Records about charts and figures
======

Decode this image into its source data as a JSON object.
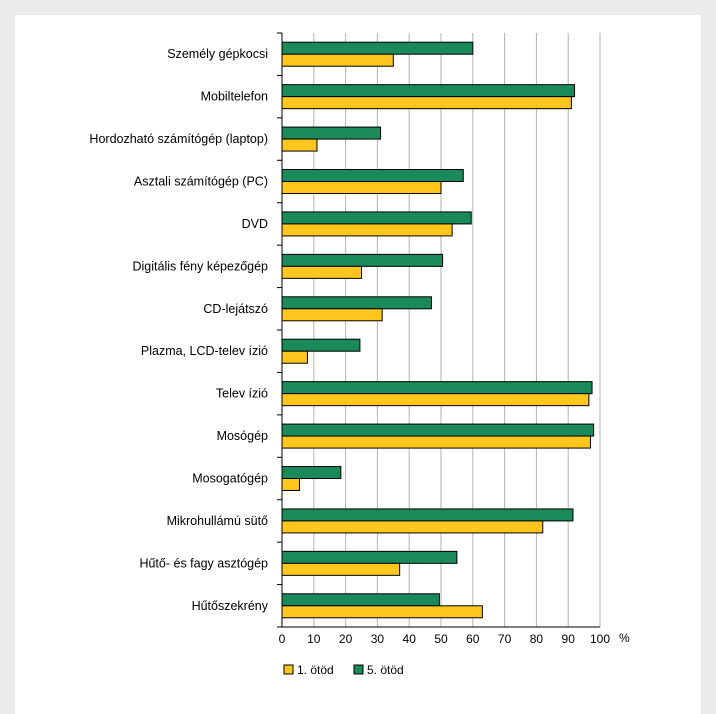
{
  "chart_data": {
    "type": "bar",
    "orientation": "horizontal",
    "categories": [
      "Személy gépkocsi",
      "Mobiltelefon",
      "Hordozható számítógép (laptop)",
      "Asztali számítógép (PC)",
      "DVD",
      "Digitális fény képezőgép",
      "CD-lejátszó",
      "Plazma, LCD-telev ízió",
      "Telev ízió",
      "Mosógép",
      "Mosogatógép",
      "Mikrohullámú sütő",
      "Hűtő- és fagy asztógép",
      "Hűtőszekrény"
    ],
    "series": [
      {
        "name": "5. ötöd",
        "color": "#1a8a5a",
        "values": [
          60,
          92,
          31,
          57,
          59.5,
          50.5,
          47,
          24.5,
          97.5,
          98,
          18.5,
          91.5,
          55,
          49.5
        ]
      },
      {
        "name": "1. ötöd",
        "color": "#ffc61e",
        "values": [
          35,
          91,
          11,
          50,
          53.5,
          25,
          31.5,
          8,
          96.5,
          97,
          5.5,
          82,
          37,
          63
        ]
      }
    ],
    "legend_order": [
      "1. ötöd",
      "5. ötöd"
    ],
    "xlim": [
      0,
      100
    ],
    "xticks": [
      0,
      10,
      20,
      30,
      40,
      50,
      60,
      70,
      80,
      90,
      100
    ],
    "xunit": "%",
    "grid": "vertical",
    "legend_position": "bottom-center"
  }
}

======

* Exercise prompt *
Leaving aside the images, write out the entries above word for word.

* Result for this task *
Decode this image into its source data as a JSON object.
{
  "chart_data": {
    "type": "bar",
    "orientation": "horizontal",
    "categories": [
      "Személy gépkocsi",
      "Mobiltelefon",
      "Hordozható számítógép (laptop)",
      "Asztali számítógép (PC)",
      "DVD",
      "Digitális fény képezőgép",
      "CD-lejátszó",
      "Plazma, LCD-telev ízió",
      "Telev ízió",
      "Mosógép",
      "Mosogatógép",
      "Mikrohullámú sütő",
      "Hűtő- és fagy asztógép",
      "Hűtőszekrény"
    ],
    "series": [
      {
        "name": "5. ötöd",
        "color": "#1a8a5a",
        "values": [
          60,
          92,
          31,
          57,
          59.5,
          50.5,
          47,
          24.5,
          97.5,
          98,
          18.5,
          91.5,
          55,
          49.5
        ]
      },
      {
        "name": "1. ötöd",
        "color": "#ffc61e",
        "values": [
          35,
          91,
          11,
          50,
          53.5,
          25,
          31.5,
          8,
          96.5,
          97,
          5.5,
          82,
          37,
          63
        ]
      }
    ],
    "legend_order": [
      "1. ötöd",
      "5. ötöd"
    ],
    "xlim": [
      0,
      100
    ],
    "xticks": [
      0,
      10,
      20,
      30,
      40,
      50,
      60,
      70,
      80,
      90,
      100
    ],
    "xunit": "%",
    "grid": "vertical",
    "legend_position": "bottom-center"
  }
}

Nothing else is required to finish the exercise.